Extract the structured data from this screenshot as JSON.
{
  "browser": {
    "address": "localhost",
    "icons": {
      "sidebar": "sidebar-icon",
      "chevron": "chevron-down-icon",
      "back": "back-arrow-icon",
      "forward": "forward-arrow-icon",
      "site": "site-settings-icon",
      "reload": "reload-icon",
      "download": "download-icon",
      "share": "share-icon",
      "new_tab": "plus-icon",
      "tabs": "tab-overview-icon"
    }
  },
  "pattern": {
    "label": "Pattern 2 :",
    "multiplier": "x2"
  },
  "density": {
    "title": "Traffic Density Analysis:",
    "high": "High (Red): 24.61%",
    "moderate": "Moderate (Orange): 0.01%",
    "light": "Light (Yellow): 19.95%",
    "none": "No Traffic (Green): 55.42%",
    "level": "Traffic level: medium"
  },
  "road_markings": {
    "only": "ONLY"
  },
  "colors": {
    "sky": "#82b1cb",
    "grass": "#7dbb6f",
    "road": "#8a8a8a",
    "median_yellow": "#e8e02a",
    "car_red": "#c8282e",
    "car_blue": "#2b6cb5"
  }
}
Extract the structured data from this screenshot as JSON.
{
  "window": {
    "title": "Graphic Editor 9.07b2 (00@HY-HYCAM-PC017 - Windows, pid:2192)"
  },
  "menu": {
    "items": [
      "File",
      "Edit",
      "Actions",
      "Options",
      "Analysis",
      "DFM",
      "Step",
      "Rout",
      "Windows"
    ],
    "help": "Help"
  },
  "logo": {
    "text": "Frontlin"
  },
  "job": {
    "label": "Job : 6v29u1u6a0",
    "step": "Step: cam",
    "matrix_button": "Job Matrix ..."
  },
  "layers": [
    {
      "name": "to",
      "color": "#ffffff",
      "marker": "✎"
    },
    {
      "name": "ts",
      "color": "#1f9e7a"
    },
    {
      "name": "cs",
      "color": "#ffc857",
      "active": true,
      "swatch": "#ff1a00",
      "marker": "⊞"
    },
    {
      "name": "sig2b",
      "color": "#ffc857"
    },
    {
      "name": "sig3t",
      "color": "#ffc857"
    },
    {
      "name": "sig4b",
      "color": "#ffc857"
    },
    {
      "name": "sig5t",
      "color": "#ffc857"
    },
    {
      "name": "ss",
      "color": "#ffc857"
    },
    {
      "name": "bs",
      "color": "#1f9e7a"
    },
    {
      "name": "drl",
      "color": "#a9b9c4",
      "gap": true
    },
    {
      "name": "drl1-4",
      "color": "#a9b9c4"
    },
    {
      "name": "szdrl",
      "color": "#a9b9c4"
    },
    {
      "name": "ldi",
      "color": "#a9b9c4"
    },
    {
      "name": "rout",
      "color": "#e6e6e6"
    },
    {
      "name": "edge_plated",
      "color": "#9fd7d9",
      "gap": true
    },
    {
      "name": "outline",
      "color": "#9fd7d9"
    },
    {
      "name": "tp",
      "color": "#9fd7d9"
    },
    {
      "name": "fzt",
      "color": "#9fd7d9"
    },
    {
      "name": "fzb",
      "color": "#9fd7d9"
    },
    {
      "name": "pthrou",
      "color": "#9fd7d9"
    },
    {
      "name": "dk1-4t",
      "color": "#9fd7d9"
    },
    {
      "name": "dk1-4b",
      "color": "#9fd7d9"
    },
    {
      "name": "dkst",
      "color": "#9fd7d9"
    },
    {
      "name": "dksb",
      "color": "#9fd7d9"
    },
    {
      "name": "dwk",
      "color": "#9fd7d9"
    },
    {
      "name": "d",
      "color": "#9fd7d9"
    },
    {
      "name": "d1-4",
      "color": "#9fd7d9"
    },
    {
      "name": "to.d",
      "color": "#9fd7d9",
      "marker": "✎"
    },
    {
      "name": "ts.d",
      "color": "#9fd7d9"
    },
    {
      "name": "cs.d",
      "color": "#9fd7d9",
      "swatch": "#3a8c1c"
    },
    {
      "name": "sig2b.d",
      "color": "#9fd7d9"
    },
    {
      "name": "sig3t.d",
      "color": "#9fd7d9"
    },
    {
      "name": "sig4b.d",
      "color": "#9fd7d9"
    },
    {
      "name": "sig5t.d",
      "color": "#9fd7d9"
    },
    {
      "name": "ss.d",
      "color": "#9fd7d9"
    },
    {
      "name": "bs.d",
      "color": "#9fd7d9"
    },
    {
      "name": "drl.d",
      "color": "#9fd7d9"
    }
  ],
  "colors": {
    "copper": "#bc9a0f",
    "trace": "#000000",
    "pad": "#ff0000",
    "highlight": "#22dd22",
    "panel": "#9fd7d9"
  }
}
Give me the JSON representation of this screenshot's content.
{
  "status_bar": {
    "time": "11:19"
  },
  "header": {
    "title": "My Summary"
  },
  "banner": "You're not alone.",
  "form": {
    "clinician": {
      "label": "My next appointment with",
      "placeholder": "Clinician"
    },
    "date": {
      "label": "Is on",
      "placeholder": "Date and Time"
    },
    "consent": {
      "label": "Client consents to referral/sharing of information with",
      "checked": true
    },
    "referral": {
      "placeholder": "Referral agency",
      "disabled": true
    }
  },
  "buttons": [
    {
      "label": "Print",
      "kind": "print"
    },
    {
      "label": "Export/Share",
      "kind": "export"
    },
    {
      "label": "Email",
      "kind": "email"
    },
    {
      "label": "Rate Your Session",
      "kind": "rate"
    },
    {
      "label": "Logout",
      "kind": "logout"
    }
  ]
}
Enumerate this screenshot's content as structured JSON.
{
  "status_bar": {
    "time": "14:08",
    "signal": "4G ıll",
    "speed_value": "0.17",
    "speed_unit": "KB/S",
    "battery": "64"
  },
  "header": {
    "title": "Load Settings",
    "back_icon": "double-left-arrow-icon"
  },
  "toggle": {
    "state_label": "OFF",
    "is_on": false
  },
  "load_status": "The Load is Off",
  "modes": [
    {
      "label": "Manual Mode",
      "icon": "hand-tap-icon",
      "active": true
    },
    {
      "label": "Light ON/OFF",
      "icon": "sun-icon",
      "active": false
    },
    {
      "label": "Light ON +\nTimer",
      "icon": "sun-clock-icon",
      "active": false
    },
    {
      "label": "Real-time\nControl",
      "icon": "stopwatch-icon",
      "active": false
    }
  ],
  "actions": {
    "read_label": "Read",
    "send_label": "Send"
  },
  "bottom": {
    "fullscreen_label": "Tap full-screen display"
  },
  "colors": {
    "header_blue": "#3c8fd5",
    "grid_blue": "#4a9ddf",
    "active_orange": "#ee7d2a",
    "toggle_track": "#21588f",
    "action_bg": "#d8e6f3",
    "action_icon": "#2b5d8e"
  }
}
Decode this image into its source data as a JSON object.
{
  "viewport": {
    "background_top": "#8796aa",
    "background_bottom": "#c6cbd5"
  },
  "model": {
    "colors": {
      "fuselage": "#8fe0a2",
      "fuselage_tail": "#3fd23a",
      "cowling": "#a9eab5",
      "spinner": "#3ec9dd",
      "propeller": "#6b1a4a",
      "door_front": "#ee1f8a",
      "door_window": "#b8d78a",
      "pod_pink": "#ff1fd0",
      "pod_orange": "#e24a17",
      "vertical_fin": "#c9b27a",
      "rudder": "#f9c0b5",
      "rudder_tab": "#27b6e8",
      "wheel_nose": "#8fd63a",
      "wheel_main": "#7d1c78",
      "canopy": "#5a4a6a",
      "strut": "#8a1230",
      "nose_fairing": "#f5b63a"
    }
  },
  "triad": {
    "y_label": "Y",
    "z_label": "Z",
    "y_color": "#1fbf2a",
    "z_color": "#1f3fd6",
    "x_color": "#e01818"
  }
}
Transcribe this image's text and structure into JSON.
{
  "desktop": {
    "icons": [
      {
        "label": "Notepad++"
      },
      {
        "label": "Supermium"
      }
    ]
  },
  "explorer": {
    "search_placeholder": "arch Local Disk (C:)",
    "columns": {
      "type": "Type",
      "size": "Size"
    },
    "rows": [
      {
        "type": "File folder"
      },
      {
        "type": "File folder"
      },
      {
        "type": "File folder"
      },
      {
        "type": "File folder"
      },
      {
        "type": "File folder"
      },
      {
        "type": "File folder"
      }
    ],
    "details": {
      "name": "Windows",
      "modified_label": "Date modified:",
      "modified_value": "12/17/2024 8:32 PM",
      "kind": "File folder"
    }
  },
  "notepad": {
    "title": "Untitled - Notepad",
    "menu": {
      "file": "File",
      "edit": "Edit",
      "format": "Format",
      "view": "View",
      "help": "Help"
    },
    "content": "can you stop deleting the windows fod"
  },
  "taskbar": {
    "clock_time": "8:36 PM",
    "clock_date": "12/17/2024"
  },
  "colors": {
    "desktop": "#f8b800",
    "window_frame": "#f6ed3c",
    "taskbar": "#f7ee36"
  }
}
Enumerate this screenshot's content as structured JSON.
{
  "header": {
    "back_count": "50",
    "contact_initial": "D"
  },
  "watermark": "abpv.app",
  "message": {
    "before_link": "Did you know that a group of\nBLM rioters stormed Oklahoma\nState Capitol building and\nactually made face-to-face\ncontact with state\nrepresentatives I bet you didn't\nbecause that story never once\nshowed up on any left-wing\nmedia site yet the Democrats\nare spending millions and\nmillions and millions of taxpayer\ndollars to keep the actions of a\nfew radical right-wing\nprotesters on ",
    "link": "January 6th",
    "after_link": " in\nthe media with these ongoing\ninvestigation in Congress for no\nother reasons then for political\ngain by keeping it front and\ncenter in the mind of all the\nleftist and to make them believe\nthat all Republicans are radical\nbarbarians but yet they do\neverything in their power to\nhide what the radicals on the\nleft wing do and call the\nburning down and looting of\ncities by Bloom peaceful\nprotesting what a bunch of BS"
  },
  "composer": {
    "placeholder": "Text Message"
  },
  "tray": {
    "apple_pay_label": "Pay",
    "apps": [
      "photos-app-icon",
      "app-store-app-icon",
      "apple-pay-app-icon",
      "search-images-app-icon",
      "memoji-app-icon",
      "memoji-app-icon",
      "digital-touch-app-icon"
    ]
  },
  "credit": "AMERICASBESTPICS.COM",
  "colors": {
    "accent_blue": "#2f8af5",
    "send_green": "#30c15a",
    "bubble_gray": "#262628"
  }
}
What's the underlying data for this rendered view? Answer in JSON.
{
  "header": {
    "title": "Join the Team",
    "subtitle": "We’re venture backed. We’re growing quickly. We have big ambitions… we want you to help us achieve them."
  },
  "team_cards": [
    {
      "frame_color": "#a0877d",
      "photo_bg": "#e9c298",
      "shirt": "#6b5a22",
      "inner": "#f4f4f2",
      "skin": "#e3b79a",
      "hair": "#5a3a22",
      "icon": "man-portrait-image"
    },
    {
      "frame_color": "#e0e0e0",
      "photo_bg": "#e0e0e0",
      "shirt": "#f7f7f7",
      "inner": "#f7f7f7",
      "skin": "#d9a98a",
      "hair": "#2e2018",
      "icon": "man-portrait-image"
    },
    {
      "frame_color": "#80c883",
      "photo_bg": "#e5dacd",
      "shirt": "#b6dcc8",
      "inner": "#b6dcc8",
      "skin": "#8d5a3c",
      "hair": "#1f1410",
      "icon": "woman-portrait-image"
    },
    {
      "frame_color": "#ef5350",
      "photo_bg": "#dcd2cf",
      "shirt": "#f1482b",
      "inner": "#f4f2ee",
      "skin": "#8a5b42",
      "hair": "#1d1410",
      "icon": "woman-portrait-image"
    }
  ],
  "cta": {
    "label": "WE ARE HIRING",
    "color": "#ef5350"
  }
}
▬▬▬
WRITTEN REQUEST: Check the data for the word "with" and pull out the lines that have it.

EXPECTED ANSWER:
      "label": "My next appointment with",
      "label": "Client consents to referral/sharing of information with",
    "before_link": "Did you know that a group of\nBLM rioters stormed Oklahoma\nState Capitol building and\nactually made face-to-face\ncontact with state\nrepresentatives I bet you didn't\nbecause that story never once\nshowed up on any left-wing\nmedia site yet the Democrats\nare spending millions and\nmillions and millions of taxpayer\ndollars to keep the actions of a\nfew radical right-wing\nprotesters on ",
    "after_link": " in\nthe media with these ongoing\ninvestigation in Congress for no\nother reasons then for political\ngain by keeping it front and\ncenter in the mind of all the\nleftist and to make them believe\nthat all Republicans are radical\nbarbarians but yet they do\neverything in their power to\nhide what the radicals on the\nleft wing do and call the\nburning down and looting of\ncities by Bloom peaceful\nprotesting what a bunch of BS"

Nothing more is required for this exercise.